Dataset items:
+++++
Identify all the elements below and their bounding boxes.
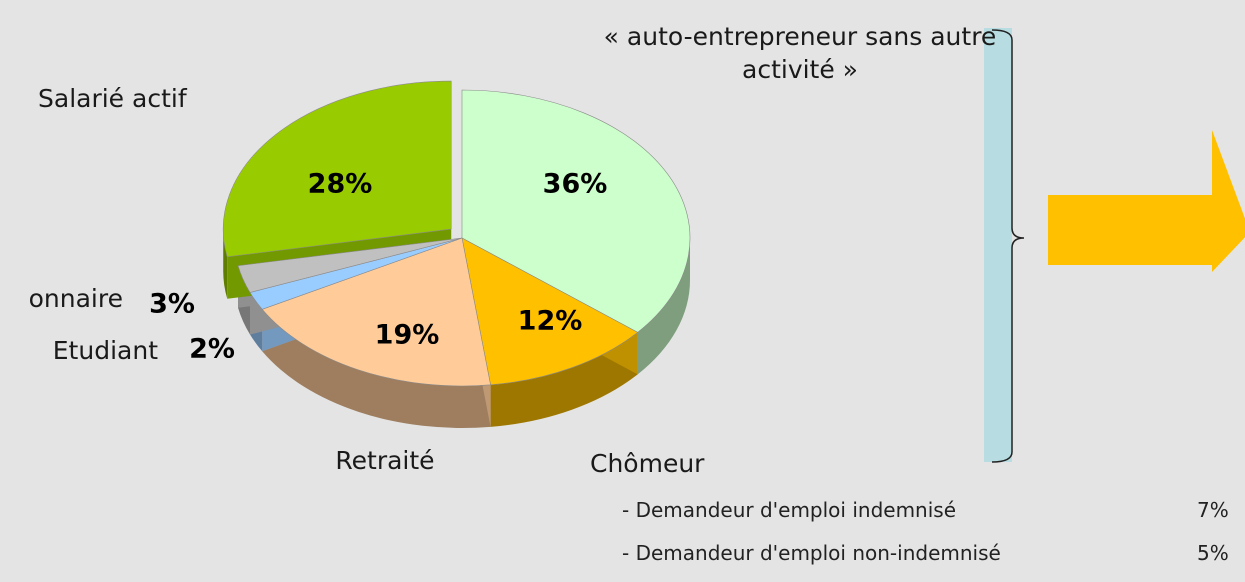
slice [461, 89, 691, 333]
detail-label: - Demandeur d'emploi indemnisé [622, 498, 957, 522]
arrow [1048, 130, 1245, 272]
slice [261, 237, 491, 387]
category-label: Etudiant [53, 336, 158, 365]
data-label: 3% [149, 289, 195, 320]
bracket-band [984, 28, 1012, 462]
slice [237, 237, 463, 293]
detail-value: 7% [1197, 498, 1229, 522]
data-label: 19% [375, 320, 440, 351]
slice [461, 237, 639, 386]
slice-side [637, 238, 690, 375]
category-label: Chômeur [590, 449, 705, 478]
data-label: 36% [543, 169, 608, 200]
detail-label: - Demandeur d'emploi non-indemnisé [622, 541, 1001, 565]
category-label: « auto-entrepreneur sans autre activité … [603, 22, 997, 84]
category-label: onnaire [29, 284, 123, 313]
category-label: Retraité [335, 446, 434, 475]
slice [222, 80, 452, 258]
category-label: Salarié actif [38, 84, 188, 113]
slice-side [490, 332, 638, 427]
bracket [991, 29, 1025, 463]
slice-side [223, 229, 228, 299]
data-label: 12% [518, 306, 583, 337]
detail-value: 5% [1197, 541, 1229, 565]
slice-side [262, 309, 491, 428]
data-label: 2% [189, 334, 235, 365]
data-label: 28% [308, 169, 373, 200]
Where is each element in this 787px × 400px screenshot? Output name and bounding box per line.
+++++
-- Written task --
Retype every row above word for word, leaving out the pictures.

-- Reply --
Identify all the elements below and their bounding boxes.
slice [461, 89, 691, 333]
detail-label: - Demandeur d'emploi indemnisé [622, 498, 957, 522]
arrow [1048, 130, 1245, 272]
slice [261, 237, 491, 387]
category-label: Etudiant [53, 336, 158, 365]
data-label: 3% [149, 289, 195, 320]
bracket-band [984, 28, 1012, 462]
slice [237, 237, 463, 293]
detail-value: 7% [1197, 498, 1229, 522]
data-label: 19% [375, 320, 440, 351]
slice [461, 237, 639, 386]
slice-side [637, 238, 690, 375]
category-label: Chômeur [590, 449, 705, 478]
data-label: 36% [543, 169, 608, 200]
detail-label: - Demandeur d'emploi non-indemnisé [622, 541, 1001, 565]
category-label: « auto-entrepreneur sans autre activité … [603, 22, 997, 84]
category-label: onnaire [29, 284, 123, 313]
category-label: Retraité [335, 446, 434, 475]
slice [222, 80, 452, 258]
category-label: Salarié actif [38, 84, 188, 113]
slice-side [490, 332, 638, 427]
bracket [991, 29, 1025, 463]
slice-side [223, 229, 228, 299]
data-label: 12% [518, 306, 583, 337]
detail-value: 5% [1197, 541, 1229, 565]
slice-side [262, 309, 491, 428]
data-label: 2% [189, 334, 235, 365]
data-label: 28% [308, 169, 373, 200]
Where is each element in this 787px × 400px screenshot? Output name and bounding box per line.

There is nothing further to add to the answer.